Acontece que hoje em dia é praticamente inexistente a importação de software via download, vindo o mesmo a ser utilizado via “nuvem”, ou “cloud computing”, tecnologia que permite o acesso aos softwares à distância e sem a transferência do programa para o computador do adquirente.
Trata-se do software em nuvem ou Software as a Service – SaaS, que estaria sujeito, além do ISSQN de competência municipal (alíquota entre 2% e 5%) e do IOF (alíquota de 0,38%), segundo o entendimento da Receita Federal do Brasil também ao IRRF (alíquota de 15%), CIDE (alíquota de 10%) e Contribuições para o PIS/PASEP e para a COFINS na modalidade importação, em alíquotas que somadas correspondem ao percentual de 9,25%.
Esse entendimento tem origem na Solução de Consulta COSIT no 197/2017, onde a Receita Federal concluiu que o SaaS tem características de “[…] serviços técnicos, que dependem de conhecimentos especializados em informática e decorrem de estruturas automatizadas com claro conteúdo tecnológico;” Esse entendimento foi reiterado na recente Solução de Consulta COSIT no 99001, de 29 de março de 2021.
Portanto, caso venha a prosperar o entendimento da Receita Federal do Brasil estaremos frente a uma exorbitante carga tributária de aproximadamente 40% nas operações de importação de software abrigado em nuvem, o que poderia inviabilizar uma boa parte das atividades negociais que dependem da aquisição de programas de computador oriundos do exterior.
A leitura das soluções de consulta COSIT no 197/2017 e no 99001/2021 denota que a Coordenação Geral de Tributação (COSIT) da Receita Federal do Brasil equiparou o software em nuvem a uma prestação de serviços técnicos, sob justificativa de que há um tratamento de informações de parte da empresa localizada no exterior, e que são oferecidos diversos serviços de acordo com o pacote de utilidades escolhido pelo cliente. Seriam, portanto, serviços técnicos que dependeriam de conhecimentos especializados em informática, acessados à distância (SC COSIT no 197/2017).
Não concordamos com a interpretação generalista levada à efeito pela Receita Federal do Brasil, visto que a utilização de um software abrigado em nuvem não necessariamente obriga o usuário a utilizar outros serviços correlatos, que podem inclusive nem serem disponibilizados na contratação efetivada.
Além disso, nada impede uma contratação com pagamentos individualizados no que se refere ao software utilizado e no que se refere aos serviços correlatos oferecidos, onde somente estes últimos estariam sujeitos à incidência do IRRF, da CIDE e das Contribuições para o PIS/PASEP e para a COFINS na modalidade importação.
A contratação do software em nuvem ou SaaS demanda, dessa forma, uma interpretação casuística de cada operação realizada, sem que se leve à efeito interpretações generalistas tais como a que pretende ser imposta pela Receita Federal do Brasil.
No caso, não restam dúvidas de que as definições sobre a tributação do software em nuvem ainda tem um longo caminho pela frente. O que existe, de momento, e conforme já salientado, é o entendimento da Receita Federal do Brasil exposto por meio de resposta às soluções de consulta fiscal, que pode vir a ser modificado junto ao Conselho Administrativo de Recursos Fiscais – CARF, e frente ao Judiciário, à medida que os contribuintes forem contestando eventuais exigências do Fisco Federal.
O que não pode acontecer, por certo, é o Brasil vir a ser obrigado a deixar de assimilar as inovações produzidas pelos grandes centros desenvolvedores de tecnologia estrangeiros em razão da imposição de uma elevada carga tributária a esse tipo de operação, situação que deixaria o país isolado e pouco competitivo.

Dados de entrada>
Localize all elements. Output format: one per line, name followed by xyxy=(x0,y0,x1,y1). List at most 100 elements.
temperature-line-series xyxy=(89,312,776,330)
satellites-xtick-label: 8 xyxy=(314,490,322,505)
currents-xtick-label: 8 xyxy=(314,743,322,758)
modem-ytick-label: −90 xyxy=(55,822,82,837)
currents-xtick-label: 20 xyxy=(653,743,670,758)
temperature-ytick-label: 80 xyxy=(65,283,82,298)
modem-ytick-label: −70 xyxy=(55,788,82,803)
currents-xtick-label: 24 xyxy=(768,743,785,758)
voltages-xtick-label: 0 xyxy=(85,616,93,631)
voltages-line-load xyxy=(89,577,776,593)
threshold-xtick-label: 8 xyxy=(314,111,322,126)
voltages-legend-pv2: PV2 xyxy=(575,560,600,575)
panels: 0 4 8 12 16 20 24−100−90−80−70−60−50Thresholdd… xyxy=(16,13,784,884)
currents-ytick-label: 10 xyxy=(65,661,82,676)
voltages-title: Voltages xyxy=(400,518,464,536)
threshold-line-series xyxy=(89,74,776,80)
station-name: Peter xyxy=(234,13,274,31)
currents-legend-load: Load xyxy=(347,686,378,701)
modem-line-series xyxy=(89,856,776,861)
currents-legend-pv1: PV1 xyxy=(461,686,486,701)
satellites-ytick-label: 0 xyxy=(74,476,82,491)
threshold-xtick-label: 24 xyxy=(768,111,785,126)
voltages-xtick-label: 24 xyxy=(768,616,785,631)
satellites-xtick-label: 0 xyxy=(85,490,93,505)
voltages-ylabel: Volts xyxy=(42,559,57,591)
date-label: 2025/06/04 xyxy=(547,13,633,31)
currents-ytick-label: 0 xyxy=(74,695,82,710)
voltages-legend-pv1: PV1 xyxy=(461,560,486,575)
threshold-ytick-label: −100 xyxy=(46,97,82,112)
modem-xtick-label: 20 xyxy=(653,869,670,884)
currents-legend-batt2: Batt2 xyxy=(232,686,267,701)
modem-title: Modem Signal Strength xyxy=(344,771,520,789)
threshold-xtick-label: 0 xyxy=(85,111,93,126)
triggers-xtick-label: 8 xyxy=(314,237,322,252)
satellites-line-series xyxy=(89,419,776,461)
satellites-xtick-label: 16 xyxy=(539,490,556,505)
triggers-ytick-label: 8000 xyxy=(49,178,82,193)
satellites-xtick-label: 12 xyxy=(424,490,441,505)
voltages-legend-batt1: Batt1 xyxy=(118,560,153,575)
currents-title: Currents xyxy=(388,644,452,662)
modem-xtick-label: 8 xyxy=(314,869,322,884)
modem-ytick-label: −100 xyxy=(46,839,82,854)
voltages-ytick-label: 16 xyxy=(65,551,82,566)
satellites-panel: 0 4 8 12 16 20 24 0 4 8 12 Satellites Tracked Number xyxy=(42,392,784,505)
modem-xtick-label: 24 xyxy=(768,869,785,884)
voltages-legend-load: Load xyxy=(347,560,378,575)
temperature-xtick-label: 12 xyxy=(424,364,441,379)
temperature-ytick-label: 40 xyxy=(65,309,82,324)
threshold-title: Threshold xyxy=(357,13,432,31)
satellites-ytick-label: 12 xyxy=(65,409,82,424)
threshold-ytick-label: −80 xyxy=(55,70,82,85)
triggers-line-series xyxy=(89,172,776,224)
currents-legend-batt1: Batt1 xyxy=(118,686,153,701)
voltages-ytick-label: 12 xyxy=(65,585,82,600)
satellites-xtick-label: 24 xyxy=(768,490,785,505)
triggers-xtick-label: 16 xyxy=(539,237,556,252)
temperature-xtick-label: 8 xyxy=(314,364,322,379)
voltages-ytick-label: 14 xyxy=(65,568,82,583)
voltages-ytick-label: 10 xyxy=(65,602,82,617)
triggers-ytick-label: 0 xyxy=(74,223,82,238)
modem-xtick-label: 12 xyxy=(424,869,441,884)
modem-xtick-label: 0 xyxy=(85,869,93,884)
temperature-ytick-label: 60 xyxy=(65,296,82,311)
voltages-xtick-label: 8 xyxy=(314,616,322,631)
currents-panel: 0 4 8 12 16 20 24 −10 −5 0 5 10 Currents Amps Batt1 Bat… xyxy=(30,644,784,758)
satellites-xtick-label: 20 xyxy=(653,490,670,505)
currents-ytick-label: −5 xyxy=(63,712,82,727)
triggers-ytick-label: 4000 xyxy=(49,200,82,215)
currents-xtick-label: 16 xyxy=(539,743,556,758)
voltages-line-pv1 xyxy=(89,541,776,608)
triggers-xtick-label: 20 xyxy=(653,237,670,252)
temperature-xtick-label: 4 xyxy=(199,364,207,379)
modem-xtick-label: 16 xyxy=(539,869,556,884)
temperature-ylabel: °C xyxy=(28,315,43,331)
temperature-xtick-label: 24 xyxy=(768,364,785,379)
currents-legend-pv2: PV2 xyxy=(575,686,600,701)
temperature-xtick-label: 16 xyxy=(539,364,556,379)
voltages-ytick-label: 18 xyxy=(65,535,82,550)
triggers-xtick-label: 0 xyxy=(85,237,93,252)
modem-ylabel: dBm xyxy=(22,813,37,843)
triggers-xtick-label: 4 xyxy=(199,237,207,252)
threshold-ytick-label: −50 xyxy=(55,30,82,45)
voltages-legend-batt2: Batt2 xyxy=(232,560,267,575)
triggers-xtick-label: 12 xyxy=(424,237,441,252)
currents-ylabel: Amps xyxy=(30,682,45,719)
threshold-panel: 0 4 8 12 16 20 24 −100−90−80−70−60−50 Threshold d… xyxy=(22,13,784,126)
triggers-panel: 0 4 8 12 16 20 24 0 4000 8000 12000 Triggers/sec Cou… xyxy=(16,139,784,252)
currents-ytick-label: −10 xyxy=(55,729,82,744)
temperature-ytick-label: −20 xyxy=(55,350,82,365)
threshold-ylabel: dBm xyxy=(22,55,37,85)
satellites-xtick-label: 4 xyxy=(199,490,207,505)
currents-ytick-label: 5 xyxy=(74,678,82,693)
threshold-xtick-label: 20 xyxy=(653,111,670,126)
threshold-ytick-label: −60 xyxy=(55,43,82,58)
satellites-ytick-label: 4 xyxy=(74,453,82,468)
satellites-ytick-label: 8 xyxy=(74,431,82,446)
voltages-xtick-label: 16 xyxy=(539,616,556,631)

Ordem de trabalho> Segundo o texto do exercício, qual é a alíquota da CIDE que incidiria sobre o software em nuvem no entendimento da Receita Federal do Brasil? Os itens não têm relação com esta atividade.

Resultado da tarefa> 10%.